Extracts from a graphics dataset
** Start **
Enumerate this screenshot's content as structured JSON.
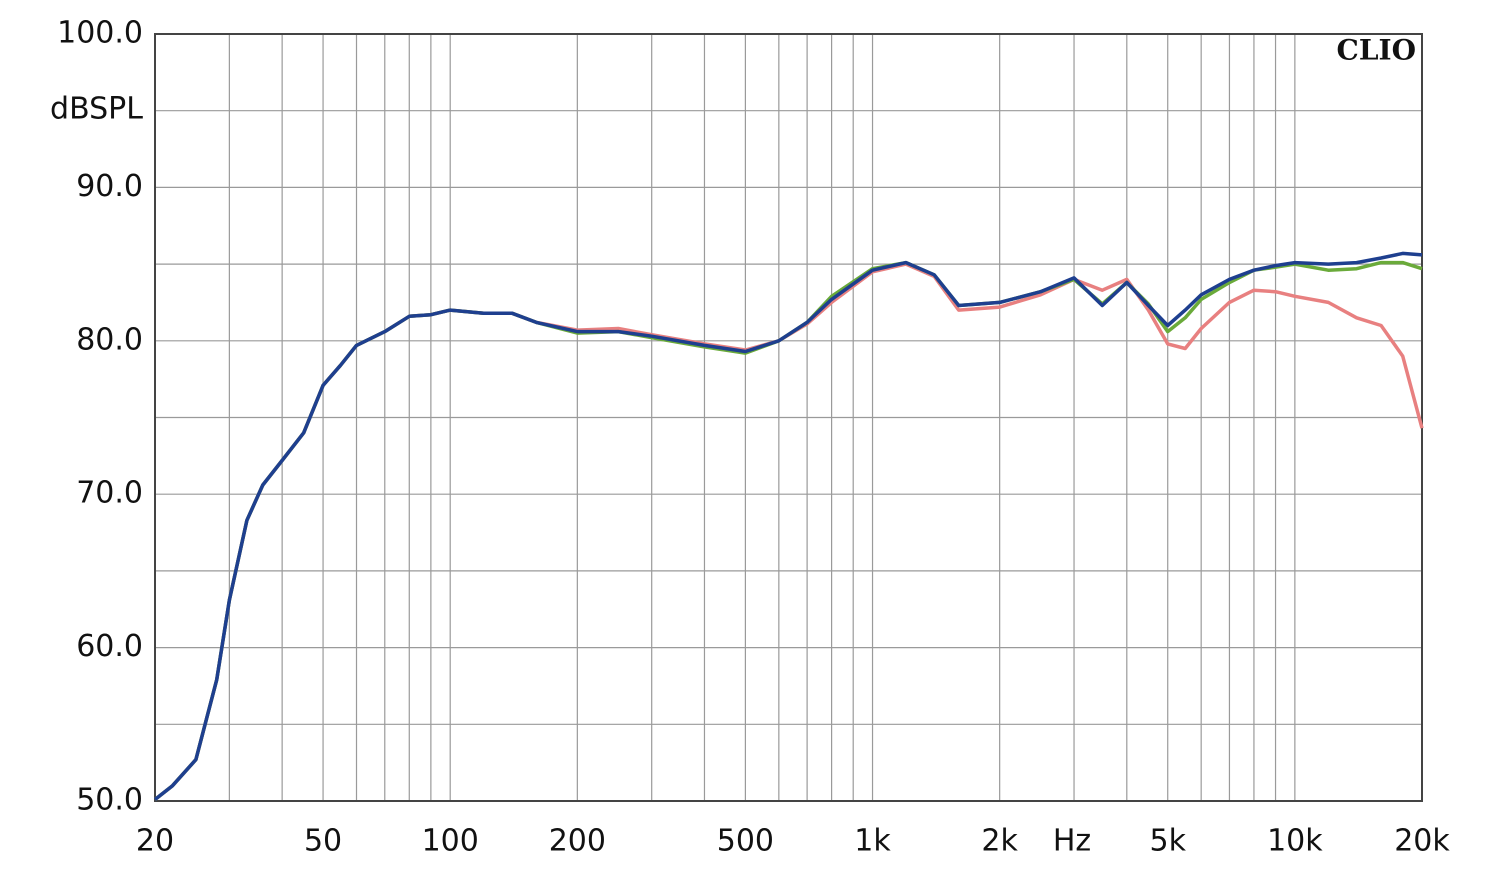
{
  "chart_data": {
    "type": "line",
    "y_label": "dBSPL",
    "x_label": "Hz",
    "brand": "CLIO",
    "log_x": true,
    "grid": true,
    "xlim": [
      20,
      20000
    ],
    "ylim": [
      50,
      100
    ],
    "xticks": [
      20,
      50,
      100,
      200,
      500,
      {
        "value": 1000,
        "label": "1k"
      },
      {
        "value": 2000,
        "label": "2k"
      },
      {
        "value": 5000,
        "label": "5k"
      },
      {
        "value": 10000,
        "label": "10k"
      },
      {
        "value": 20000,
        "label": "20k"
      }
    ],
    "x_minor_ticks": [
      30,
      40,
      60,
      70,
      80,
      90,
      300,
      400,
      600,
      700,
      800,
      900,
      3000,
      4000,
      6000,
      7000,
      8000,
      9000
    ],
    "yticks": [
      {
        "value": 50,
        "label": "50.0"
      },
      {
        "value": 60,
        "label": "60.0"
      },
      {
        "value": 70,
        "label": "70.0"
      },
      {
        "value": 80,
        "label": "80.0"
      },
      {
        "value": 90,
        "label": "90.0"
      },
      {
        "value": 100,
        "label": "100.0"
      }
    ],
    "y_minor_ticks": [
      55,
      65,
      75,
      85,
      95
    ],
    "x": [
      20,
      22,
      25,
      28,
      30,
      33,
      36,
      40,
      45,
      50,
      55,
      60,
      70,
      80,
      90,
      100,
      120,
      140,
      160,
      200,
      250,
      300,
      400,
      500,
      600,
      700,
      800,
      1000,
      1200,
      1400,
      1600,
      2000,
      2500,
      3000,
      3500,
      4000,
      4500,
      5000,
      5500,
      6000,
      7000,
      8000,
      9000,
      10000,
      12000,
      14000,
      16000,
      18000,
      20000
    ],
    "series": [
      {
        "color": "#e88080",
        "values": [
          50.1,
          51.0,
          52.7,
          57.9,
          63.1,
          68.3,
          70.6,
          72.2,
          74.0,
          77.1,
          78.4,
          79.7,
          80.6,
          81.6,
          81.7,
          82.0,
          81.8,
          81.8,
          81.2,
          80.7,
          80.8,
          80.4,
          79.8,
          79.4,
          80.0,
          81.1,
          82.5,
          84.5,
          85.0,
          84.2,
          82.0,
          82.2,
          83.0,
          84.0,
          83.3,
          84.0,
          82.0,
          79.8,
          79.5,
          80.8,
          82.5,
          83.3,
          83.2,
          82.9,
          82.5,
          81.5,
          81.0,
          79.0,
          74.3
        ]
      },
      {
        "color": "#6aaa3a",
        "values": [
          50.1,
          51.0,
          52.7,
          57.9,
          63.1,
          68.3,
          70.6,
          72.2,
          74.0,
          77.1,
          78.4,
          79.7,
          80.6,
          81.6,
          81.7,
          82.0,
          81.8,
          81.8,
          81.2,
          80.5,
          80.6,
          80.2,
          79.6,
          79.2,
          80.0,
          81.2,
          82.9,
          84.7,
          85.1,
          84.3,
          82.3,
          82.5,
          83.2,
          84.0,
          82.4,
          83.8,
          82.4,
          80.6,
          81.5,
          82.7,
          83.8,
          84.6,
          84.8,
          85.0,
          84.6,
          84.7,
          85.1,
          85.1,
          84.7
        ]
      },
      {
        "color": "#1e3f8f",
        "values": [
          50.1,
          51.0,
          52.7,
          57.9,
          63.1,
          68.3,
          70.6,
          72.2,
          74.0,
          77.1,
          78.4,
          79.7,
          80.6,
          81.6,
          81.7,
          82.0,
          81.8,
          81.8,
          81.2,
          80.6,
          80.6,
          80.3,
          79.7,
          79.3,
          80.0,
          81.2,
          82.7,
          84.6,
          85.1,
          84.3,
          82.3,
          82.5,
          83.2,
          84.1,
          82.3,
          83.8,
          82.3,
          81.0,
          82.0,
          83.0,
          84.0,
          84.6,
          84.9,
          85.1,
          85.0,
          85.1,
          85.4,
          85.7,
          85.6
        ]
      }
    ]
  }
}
** End **
- **Written request**:
From the listing above, copy every line that holds the string "color".

- **Response to the exercise**:
        "color": "#e88080",
        "color": "#6aaa3a",
        "color": "#1e3f8f",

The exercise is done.